_WHAT TO DO_
Search the records that follow and extract every line containing the string "this".

Saved entries
'''

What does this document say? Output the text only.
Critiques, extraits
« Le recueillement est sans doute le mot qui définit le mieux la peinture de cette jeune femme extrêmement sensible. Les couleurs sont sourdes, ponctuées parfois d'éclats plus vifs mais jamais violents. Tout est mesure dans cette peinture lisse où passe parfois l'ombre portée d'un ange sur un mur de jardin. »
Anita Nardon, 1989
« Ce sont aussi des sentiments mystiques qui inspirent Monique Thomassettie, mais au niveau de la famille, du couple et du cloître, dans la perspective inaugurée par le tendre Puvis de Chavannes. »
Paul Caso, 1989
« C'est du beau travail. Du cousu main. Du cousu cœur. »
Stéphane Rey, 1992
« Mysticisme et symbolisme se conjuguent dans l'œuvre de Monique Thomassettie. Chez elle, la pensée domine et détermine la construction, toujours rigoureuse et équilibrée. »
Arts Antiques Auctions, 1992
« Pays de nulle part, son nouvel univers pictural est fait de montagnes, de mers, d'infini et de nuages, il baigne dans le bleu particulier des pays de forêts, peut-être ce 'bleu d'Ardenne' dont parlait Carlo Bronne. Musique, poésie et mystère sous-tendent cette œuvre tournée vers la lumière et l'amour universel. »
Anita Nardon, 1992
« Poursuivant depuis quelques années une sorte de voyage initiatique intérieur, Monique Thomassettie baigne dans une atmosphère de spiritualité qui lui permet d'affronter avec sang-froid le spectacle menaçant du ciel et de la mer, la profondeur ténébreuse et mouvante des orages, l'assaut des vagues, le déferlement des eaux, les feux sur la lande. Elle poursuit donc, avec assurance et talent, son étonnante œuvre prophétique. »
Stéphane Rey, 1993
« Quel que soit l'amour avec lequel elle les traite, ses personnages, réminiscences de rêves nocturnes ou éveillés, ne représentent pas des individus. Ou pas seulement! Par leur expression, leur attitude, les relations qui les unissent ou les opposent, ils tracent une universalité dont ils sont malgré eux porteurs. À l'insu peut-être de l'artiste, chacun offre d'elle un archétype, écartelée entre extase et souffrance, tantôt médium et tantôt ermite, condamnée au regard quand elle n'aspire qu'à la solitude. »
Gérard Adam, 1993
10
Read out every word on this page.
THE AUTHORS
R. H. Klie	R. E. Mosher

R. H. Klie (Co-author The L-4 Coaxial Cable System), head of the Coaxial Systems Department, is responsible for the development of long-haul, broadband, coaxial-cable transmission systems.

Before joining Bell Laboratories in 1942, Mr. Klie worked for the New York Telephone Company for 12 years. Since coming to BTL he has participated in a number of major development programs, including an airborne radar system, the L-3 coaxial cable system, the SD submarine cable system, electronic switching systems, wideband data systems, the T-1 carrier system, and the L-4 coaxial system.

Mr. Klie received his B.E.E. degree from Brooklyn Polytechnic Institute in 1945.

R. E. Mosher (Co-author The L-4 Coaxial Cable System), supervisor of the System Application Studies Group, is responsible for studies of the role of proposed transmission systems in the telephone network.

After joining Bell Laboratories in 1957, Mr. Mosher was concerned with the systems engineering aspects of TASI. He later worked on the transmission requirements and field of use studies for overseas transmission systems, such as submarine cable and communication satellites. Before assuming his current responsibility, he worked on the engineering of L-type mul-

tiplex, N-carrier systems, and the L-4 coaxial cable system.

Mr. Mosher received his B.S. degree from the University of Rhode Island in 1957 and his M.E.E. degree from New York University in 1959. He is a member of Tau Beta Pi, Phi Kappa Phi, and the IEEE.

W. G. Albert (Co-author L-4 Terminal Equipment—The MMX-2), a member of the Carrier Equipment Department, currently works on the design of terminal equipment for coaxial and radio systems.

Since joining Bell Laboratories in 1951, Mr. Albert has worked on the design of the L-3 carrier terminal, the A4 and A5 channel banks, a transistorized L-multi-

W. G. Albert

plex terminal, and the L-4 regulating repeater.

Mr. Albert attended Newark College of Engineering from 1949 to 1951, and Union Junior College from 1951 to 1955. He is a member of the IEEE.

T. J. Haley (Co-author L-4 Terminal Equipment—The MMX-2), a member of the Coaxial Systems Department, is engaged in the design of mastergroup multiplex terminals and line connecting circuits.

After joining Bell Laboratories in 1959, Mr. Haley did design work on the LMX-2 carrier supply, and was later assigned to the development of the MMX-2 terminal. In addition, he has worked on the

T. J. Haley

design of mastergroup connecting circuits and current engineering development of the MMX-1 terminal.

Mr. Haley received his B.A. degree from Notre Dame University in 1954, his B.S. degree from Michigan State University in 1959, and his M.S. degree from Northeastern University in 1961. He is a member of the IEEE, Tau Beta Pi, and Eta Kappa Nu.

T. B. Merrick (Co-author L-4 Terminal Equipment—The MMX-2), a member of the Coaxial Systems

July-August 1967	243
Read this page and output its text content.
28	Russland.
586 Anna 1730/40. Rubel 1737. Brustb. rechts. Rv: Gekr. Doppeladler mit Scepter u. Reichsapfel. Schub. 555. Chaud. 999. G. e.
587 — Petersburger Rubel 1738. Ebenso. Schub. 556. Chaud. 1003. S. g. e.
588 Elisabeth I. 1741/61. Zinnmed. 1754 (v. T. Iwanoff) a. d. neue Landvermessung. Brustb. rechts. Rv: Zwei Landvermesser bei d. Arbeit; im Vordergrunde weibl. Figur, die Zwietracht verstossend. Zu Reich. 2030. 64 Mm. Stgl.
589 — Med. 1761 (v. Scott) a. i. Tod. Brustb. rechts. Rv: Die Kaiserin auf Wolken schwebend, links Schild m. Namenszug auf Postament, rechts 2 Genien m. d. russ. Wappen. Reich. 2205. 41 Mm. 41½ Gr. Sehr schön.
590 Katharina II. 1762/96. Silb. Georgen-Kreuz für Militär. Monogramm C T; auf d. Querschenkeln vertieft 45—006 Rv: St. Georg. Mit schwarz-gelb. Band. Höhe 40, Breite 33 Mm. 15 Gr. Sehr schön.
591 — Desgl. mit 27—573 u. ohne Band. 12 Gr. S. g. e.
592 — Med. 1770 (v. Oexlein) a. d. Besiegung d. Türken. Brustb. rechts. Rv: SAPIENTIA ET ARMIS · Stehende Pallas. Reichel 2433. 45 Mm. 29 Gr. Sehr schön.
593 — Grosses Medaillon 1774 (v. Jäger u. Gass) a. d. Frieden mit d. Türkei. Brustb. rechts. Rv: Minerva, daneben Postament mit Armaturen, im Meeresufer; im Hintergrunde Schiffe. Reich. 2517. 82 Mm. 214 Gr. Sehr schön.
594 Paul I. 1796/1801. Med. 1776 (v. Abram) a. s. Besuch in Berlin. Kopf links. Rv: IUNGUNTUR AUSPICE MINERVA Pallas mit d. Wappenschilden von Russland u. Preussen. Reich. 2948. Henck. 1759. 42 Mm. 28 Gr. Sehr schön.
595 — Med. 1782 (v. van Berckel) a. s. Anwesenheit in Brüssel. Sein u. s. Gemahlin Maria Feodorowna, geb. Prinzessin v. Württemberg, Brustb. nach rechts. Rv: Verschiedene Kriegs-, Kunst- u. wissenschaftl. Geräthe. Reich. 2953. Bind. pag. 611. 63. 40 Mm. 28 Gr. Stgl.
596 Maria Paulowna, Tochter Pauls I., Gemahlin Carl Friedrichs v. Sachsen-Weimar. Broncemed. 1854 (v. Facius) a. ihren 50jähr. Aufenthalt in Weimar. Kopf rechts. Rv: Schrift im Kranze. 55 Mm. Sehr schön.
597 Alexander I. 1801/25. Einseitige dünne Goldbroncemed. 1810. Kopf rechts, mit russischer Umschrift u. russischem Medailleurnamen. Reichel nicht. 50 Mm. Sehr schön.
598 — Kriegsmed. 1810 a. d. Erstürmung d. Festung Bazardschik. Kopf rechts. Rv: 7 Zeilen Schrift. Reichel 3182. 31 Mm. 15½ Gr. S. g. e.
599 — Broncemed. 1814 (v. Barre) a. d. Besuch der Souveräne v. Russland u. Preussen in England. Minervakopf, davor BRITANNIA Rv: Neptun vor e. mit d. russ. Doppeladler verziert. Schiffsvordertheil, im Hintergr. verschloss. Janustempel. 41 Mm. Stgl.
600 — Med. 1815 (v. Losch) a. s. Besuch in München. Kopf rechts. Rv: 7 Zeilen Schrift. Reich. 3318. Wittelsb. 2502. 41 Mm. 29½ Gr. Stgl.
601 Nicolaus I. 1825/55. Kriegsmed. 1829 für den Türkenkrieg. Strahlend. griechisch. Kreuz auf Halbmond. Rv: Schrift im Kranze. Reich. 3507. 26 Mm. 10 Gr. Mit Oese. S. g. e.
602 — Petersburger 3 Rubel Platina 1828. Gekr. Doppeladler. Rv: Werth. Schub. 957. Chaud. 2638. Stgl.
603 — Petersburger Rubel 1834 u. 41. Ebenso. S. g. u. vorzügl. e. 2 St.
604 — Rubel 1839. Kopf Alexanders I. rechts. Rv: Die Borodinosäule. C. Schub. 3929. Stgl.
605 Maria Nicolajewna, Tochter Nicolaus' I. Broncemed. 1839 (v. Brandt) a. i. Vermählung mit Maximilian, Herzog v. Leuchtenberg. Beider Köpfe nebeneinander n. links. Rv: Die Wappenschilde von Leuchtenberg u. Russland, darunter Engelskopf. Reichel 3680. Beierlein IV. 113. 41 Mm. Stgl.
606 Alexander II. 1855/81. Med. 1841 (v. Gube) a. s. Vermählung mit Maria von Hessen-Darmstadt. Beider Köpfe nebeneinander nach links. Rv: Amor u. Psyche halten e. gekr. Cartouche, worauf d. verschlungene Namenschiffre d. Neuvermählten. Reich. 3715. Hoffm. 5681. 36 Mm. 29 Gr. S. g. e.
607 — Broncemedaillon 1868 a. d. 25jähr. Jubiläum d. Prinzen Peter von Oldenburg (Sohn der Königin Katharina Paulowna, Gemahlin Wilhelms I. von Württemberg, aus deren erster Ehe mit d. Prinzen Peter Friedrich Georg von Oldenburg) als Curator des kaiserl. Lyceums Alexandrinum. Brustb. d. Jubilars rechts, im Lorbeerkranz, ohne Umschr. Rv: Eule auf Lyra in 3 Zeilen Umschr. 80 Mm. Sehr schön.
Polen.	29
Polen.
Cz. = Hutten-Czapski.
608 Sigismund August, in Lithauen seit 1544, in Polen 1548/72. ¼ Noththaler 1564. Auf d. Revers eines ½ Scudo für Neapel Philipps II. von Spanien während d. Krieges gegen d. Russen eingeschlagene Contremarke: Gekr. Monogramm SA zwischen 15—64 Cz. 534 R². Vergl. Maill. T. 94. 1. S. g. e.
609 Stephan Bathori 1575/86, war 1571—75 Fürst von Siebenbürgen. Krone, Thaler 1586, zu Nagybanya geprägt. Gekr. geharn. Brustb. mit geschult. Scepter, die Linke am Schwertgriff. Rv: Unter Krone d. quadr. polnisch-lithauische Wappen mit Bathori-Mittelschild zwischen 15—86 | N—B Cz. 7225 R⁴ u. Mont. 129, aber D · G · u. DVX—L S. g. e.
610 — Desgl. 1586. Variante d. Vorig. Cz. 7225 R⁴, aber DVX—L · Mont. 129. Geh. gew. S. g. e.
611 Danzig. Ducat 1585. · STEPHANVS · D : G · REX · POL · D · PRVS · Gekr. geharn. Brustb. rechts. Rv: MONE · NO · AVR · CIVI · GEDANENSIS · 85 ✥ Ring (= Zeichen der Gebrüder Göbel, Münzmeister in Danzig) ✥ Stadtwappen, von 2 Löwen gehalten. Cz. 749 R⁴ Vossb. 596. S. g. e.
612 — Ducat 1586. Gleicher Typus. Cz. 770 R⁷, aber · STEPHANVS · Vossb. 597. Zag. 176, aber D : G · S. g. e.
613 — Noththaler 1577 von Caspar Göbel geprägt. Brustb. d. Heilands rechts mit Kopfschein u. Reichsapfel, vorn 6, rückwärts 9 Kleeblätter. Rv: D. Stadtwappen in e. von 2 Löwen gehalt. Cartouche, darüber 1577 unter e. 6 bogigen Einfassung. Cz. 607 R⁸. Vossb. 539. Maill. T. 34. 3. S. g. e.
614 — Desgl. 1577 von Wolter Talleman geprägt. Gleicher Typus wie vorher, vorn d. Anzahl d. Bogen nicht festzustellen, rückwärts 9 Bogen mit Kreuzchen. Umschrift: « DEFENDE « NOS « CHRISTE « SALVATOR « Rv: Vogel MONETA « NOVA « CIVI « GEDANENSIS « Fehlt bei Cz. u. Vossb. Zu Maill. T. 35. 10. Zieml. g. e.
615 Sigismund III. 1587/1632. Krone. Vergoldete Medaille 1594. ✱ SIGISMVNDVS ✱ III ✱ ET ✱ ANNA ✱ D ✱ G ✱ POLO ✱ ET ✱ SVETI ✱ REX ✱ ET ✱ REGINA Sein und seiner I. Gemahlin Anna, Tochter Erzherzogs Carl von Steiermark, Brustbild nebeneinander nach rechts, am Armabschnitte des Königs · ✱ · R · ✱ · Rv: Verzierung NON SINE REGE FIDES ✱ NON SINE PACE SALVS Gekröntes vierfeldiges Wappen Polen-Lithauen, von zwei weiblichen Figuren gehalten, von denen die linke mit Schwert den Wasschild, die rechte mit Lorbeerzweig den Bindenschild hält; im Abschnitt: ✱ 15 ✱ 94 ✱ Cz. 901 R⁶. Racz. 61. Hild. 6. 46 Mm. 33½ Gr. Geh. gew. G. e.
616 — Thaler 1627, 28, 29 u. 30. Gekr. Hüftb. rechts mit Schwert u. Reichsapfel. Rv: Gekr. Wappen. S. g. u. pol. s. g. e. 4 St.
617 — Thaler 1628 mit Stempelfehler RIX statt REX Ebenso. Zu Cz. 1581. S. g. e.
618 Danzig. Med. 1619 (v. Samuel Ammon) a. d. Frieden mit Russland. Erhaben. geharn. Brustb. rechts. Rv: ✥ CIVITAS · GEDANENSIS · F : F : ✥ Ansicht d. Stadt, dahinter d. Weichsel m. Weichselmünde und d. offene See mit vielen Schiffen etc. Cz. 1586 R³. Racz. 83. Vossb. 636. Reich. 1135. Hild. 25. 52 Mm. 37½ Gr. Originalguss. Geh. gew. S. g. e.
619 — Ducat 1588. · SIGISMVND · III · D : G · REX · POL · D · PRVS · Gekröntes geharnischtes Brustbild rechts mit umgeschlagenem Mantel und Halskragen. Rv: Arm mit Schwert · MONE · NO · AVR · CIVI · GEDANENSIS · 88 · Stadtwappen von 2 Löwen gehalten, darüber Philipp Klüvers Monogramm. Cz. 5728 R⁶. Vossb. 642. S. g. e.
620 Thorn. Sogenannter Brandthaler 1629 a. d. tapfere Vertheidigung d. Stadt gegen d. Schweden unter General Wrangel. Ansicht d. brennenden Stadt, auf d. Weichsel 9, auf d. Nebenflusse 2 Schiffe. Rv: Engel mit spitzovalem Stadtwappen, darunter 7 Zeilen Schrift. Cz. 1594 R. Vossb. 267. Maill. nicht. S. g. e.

'''

_EXERCISE OUTPUT_
What does this document say? Output the text only.
Read out every word on this page.
Read this page and output its text content.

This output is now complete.